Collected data

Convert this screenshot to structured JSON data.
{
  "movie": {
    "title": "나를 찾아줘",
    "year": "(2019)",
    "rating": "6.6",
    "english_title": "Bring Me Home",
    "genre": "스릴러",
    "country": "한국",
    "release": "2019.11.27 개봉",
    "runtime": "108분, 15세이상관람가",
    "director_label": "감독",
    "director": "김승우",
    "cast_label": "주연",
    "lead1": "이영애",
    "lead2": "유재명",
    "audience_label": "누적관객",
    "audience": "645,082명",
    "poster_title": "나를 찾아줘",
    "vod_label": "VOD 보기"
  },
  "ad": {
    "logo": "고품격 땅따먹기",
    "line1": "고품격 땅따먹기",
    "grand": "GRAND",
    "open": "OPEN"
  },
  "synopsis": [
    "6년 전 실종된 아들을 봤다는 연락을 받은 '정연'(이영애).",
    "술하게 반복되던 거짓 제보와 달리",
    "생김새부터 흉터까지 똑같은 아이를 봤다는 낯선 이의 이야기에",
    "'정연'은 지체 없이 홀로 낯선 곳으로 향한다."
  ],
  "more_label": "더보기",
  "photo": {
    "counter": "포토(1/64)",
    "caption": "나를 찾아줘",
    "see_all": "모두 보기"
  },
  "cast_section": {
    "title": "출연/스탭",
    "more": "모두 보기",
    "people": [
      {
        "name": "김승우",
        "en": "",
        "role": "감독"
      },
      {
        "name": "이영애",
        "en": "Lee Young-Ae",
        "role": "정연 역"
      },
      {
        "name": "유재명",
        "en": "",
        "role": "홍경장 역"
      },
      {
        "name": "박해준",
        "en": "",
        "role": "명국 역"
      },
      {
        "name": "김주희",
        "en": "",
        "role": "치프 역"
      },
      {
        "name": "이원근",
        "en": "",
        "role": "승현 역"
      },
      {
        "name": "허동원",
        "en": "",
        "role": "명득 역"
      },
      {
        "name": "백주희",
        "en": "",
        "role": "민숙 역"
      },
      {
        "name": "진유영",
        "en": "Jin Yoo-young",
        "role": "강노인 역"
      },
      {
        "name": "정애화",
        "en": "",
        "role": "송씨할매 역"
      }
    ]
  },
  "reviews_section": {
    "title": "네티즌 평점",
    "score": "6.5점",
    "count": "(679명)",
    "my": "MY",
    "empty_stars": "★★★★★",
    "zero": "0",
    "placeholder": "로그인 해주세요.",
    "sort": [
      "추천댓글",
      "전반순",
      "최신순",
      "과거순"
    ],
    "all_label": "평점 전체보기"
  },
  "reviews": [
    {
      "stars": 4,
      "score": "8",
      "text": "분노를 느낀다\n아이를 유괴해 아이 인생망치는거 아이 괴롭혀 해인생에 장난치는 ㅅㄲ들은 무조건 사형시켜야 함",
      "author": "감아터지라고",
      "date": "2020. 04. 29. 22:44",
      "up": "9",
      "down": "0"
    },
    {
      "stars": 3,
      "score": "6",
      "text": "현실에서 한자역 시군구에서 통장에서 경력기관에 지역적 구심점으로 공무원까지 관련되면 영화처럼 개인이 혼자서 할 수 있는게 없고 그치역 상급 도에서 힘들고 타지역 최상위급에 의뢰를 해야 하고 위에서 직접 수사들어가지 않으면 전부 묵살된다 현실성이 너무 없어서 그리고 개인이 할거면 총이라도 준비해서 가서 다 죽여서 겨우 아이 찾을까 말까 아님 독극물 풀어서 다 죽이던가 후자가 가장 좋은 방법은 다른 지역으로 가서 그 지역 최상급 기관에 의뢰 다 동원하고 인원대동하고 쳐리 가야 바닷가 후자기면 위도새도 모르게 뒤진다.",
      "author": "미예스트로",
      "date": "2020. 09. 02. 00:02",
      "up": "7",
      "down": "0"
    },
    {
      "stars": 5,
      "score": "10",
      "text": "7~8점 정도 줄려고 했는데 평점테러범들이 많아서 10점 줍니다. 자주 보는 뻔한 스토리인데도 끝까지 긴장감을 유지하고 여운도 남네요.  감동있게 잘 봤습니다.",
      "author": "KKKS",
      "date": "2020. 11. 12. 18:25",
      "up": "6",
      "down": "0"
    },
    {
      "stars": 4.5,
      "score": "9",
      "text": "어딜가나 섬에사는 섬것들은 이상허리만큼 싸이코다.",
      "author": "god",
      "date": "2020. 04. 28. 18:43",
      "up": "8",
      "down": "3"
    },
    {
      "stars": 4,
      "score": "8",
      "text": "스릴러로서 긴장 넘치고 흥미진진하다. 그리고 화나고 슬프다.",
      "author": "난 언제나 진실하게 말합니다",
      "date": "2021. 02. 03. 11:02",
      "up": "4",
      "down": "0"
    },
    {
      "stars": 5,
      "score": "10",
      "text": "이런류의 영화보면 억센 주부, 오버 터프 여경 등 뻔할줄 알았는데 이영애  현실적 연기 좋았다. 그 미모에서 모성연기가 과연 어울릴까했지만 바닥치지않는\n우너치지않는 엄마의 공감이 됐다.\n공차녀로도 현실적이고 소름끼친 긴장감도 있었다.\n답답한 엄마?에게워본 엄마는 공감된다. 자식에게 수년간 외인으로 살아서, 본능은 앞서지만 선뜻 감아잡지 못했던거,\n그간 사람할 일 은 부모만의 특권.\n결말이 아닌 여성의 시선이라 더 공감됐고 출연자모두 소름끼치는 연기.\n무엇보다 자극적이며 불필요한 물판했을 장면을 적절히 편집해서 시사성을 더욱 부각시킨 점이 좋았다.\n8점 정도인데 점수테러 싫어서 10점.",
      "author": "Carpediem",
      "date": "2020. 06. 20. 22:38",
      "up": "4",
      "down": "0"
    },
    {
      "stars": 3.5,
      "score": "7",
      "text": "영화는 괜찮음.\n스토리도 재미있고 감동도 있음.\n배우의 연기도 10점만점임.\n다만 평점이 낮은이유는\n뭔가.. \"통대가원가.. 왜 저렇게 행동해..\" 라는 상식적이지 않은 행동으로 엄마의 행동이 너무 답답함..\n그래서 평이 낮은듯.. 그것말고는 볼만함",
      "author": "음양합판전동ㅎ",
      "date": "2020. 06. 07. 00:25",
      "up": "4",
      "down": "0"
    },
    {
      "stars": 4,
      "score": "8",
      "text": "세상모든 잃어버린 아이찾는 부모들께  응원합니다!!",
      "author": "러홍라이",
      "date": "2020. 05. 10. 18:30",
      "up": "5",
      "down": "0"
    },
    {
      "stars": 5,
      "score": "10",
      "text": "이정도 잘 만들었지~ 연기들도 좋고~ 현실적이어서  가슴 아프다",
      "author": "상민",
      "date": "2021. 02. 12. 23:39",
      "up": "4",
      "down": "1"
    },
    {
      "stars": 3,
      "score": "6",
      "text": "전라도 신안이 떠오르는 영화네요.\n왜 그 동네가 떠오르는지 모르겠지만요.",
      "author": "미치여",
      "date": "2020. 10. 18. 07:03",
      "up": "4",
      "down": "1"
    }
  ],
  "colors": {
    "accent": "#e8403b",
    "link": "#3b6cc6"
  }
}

Request
Read the data above. Pull out each line in which the string "text" appears.

Solution for this exercise
      "text": "분노를 느낀다\n아이를 유괴해 아이 인생망치는거 아이 괴롭혀 해인생에 장난치는 ㅅㄲ들은 무조건 사형시켜야 함",
      "text": "현실에서 한자역 시군구에서 통장에서 경력기관에 지역적 구심점으로 공무원까지 관련되면 영화처럼 개인이 혼자서 할 수 있는게 없고 그치역 상급 도에서 힘들고 타지역 최상위급에 의뢰를 해야 하고 위에서 직접 수사들어가지 않으면 전부 묵살된다 현실성이 너무 없어서 그리고 개인이 할거면 총이라도 준비해서 가서 다 죽여서 겨우 아이 찾을까 말까 아님 독극물 풀어서 다 죽이던가 후자가 가장 좋은 방법은 다른 지역으로 가서 그 지역 최상급 기관에 의뢰 다 동원하고 인원대동하고 쳐리 가야 바닷가 후자기면 위도새도 모르게 뒤진다.",
      "text": "7~8점 정도 줄려고 했는데 평점테러범들이 많아서 10점 줍니다. 자주 보는 뻔한 스토리인데도 끝까지 긴장감을 유지하고 여운도 남네요.  감동있게 잘 봤습니다.",
      "text": "어딜가나 섬에사는 섬것들은 이상허리만큼 싸이코다.",
      "text": "스릴러로서 긴장 넘치고 흥미진진하다. 그리고 화나고 슬프다.",
      "text": "이런류의 영화보면 억센 주부, 오버 터프 여경 등 뻔할줄 알았는데 이영애  현실적 연기 좋았다. 그 미모에서 모성연기가 과연 어울릴까했지만 바닥치지않는\n우너치지않는 엄마의 공감이 됐다.\n공차녀로도 현실적이고 소름끼친 긴장감도 있었다.\n답답한 엄마?에게워본 엄마는 공감된다. 자식에게 수년간 외인으로 살아서, 본능은 앞서지만 선뜻 감아잡지 못했던거,\n그간 사람할 일 은 부모만의 특권.\n결말이 아닌 여성의 시선이라 더 공감됐고 출연자모두 소름끼치는 연기.\n무엇보다 자극적이며 불필요한 물판했을 장면을 적절히 편집해서 시사성을 더욱 부각시킨 점이 좋았다.\n8점 정도인데 점수테러 싫어서 10점.",
      "text": "영화는 괜찮음.\n스토리도 재미있고 감동도 있음.\n배우의 연기도 10점만점임.\n다만 평점이 낮은이유는\n뭔가.. \"통대가원가.. 왜 저렇게 행동해..\" 라는 상식적이지 않은 행동으로 엄마의 행동이 너무 답답함..\n그래서 평이 낮은듯.. 그것말고는 볼만함",
      "text": "세상모든 잃어버린 아이찾는 부모들께  응원합니다!!",
      "text": "이정도 잘 만들었지~ 연기들도 좋고~ 현실적이어서  가슴 아프다",
      "text": "전라도 신안이 떠오르는 영화네요.\n왜 그 동네가 떠오르는지 모르겠지만요.",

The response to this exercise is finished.